__The exercise__.
Print the entries in full, word for word, but not the pictures.

(Figure contents as structured data)
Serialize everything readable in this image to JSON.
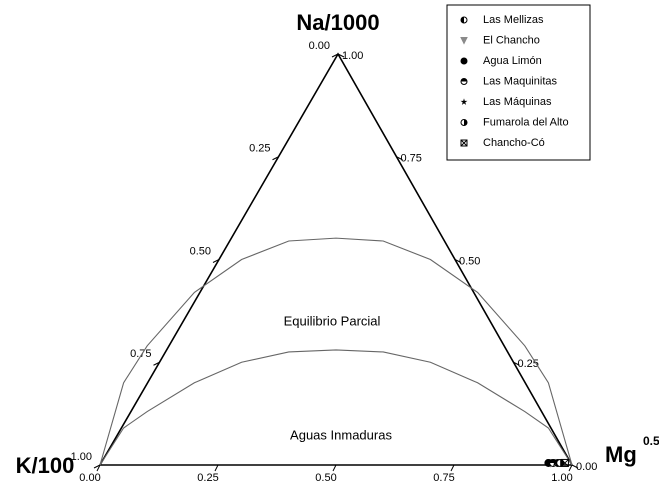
{
  "chart_data": {
    "type": "ternary",
    "axis_labels": {
      "top": "Na/1000",
      "left": "K/100",
      "right": "Mg",
      "right_exponent": "0.5"
    },
    "left_ticks": [
      {
        "value": 0,
        "label": "0.00"
      },
      {
        "value": 0.25,
        "label": "0.25"
      },
      {
        "value": 0.5,
        "label": "0.50"
      },
      {
        "value": 0.75,
        "label": "0.75"
      },
      {
        "value": 1,
        "label": "1.00"
      }
    ],
    "right_ticks": [
      {
        "value": 1,
        "label": "1.00"
      },
      {
        "value": 0.75,
        "label": "0.75"
      },
      {
        "value": 0.5,
        "label": "0.50"
      },
      {
        "value": 0.25,
        "label": "0.25"
      },
      {
        "value": 0,
        "label": "0.00"
      }
    ],
    "bottom_ticks": [
      {
        "value": 0,
        "label": "0.00"
      },
      {
        "value": 0.25,
        "label": "0.25"
      },
      {
        "value": 0.5,
        "label": "0.50"
      },
      {
        "value": 0.75,
        "label": "0.75"
      },
      {
        "value": 1,
        "label": "1.00"
      }
    ],
    "annotations": [
      "Equilibrio Parcial",
      "Aguas Inmaduras"
    ],
    "curves": [
      {
        "x": [
          0,
          0.05,
          0.1,
          0.2,
          0.3,
          0.4,
          0.5,
          0.6,
          0.7,
          0.8,
          0.9,
          0.95,
          1
        ],
        "y": [
          0,
          0.2,
          0.29,
          0.42,
          0.5,
          0.545,
          0.552,
          0.545,
          0.5,
          0.42,
          0.29,
          0.2,
          0
        ]
      },
      {
        "x": [
          0,
          0.05,
          0.1,
          0.2,
          0.3,
          0.4,
          0.5,
          0.6,
          0.7,
          0.8,
          0.9,
          0.95,
          1
        ],
        "y": [
          0,
          0.09,
          0.13,
          0.2,
          0.25,
          0.275,
          0.28,
          0.275,
          0.25,
          0.2,
          0.13,
          0.09,
          0
        ]
      }
    ],
    "series": [
      {
        "name": "Las Mellizas",
        "marker": "half-left",
        "color": "#000000",
        "x": [
          0.97
        ],
        "y": [
          0.005
        ]
      },
      {
        "name": "El Chancho",
        "marker": "triangle-down",
        "color": "#8a8a8a",
        "x": [
          0.955
        ],
        "y": [
          0.005
        ]
      },
      {
        "name": "Agua Limón",
        "marker": "circle",
        "color": "#000000",
        "x": [
          0.95
        ],
        "y": [
          0.005
        ]
      },
      {
        "name": "Las Maquinitas",
        "marker": "half-top",
        "color": "#000000",
        "x": [
          0.96
        ],
        "y": [
          0.005
        ]
      },
      {
        "name": "Las Máquinas",
        "marker": "star",
        "color": "#000000",
        "x": [
          0.965
        ],
        "y": [
          0.005
        ]
      },
      {
        "name": "Fumarola del Alto",
        "marker": "half-right",
        "color": "#000000",
        "x": [
          0.975
        ],
        "y": [
          0.005
        ]
      },
      {
        "name": "Chancho-Có",
        "marker": "box-x",
        "color": "#000000",
        "x": [
          0.985
        ],
        "y": [
          0.005
        ]
      }
    ]
  }
}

__Response to the exercise__.
Serialize everything readable in this image to JSON.
{
  "chart_data": {
    "type": "ternary",
    "axis_labels": {
      "top": "Na/1000",
      "left": "K/100",
      "right": "Mg",
      "right_exponent": "0.5"
    },
    "left_ticks": [
      {
        "value": 0,
        "label": "0.00"
      },
      {
        "value": 0.25,
        "label": "0.25"
      },
      {
        "value": 0.5,
        "label": "0.50"
      },
      {
        "value": 0.75,
        "label": "0.75"
      },
      {
        "value": 1,
        "label": "1.00"
      }
    ],
    "right_ticks": [
      {
        "value": 1,
        "label": "1.00"
      },
      {
        "value": 0.75,
        "label": "0.75"
      },
      {
        "value": 0.5,
        "label": "0.50"
      },
      {
        "value": 0.25,
        "label": "0.25"
      },
      {
        "value": 0,
        "label": "0.00"
      }
    ],
    "bottom_ticks": [
      {
        "value": 0,
        "label": "0.00"
      },
      {
        "value": 0.25,
        "label": "0.25"
      },
      {
        "value": 0.5,
        "label": "0.50"
      },
      {
        "value": 0.75,
        "label": "0.75"
      },
      {
        "value": 1,
        "label": "1.00"
      }
    ],
    "annotations": [
      "Equilibrio Parcial",
      "Aguas Inmaduras"
    ],
    "curves": [
      {
        "x": [
          0,
          0.05,
          0.1,
          0.2,
          0.3,
          0.4,
          0.5,
          0.6,
          0.7,
          0.8,
          0.9,
          0.95,
          1
        ],
        "y": [
          0,
          0.2,
          0.29,
          0.42,
          0.5,
          0.545,
          0.552,
          0.545,
          0.5,
          0.42,
          0.29,
          0.2,
          0
        ]
      },
      {
        "x": [
          0,
          0.05,
          0.1,
          0.2,
          0.3,
          0.4,
          0.5,
          0.6,
          0.7,
          0.8,
          0.9,
          0.95,
          1
        ],
        "y": [
          0,
          0.09,
          0.13,
          0.2,
          0.25,
          0.275,
          0.28,
          0.275,
          0.25,
          0.2,
          0.13,
          0.09,
          0
        ]
      }
    ],
    "series": [
      {
        "name": "Las Mellizas",
        "marker": "half-left",
        "color": "#000000",
        "x": [
          0.97
        ],
        "y": [
          0.005
        ]
      },
      {
        "name": "El Chancho",
        "marker": "triangle-down",
        "color": "#8a8a8a",
        "x": [
          0.955
        ],
        "y": [
          0.005
        ]
      },
      {
        "name": "Agua Limón",
        "marker": "circle",
        "color": "#000000",
        "x": [
          0.95
        ],
        "y": [
          0.005
        ]
      },
      {
        "name": "Las Maquinitas",
        "marker": "half-top",
        "color": "#000000",
        "x": [
          0.96
        ],
        "y": [
          0.005
        ]
      },
      {
        "name": "Las Máquinas",
        "marker": "star",
        "color": "#000000",
        "x": [
          0.965
        ],
        "y": [
          0.005
        ]
      },
      {
        "name": "Fumarola del Alto",
        "marker": "half-right",
        "color": "#000000",
        "x": [
          0.975
        ],
        "y": [
          0.005
        ]
      },
      {
        "name": "Chancho-Có",
        "marker": "box-x",
        "color": "#000000",
        "x": [
          0.985
        ],
        "y": [
          0.005
        ]
      }
    ]
  }
}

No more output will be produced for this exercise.